→ **STATED TASK**: Comb the records below for the string "Ages" and copy each line where it turns up.

(Dataset items)
* begin *
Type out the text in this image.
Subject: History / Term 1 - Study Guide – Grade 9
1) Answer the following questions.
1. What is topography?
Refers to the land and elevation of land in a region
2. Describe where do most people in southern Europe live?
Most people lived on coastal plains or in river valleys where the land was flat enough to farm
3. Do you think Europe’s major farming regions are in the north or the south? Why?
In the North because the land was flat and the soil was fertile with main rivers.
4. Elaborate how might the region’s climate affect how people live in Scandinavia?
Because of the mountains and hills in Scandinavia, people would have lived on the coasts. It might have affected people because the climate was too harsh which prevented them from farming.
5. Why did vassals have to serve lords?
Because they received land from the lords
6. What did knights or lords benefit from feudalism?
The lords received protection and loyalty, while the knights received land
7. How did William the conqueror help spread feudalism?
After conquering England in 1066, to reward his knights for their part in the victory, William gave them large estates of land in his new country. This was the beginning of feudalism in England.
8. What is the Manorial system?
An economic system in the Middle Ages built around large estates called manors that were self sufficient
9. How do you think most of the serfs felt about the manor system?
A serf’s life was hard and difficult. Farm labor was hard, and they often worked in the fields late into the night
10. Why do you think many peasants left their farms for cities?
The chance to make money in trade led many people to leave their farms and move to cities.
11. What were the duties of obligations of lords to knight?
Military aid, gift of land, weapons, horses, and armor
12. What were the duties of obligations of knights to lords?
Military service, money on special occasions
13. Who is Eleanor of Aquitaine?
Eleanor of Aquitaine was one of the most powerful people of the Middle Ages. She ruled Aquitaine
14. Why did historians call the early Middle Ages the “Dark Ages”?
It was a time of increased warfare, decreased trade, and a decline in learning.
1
* end *
→ **SOLUTION**:
An economic system in the Middle Ages built around large estates called manors that were self sufficient
Eleanor of Aquitaine was one of the most powerful people of the Middle Ages. She ruled Aquitaine
14. Why did historians call the early Middle Ages the “Dark Ages”?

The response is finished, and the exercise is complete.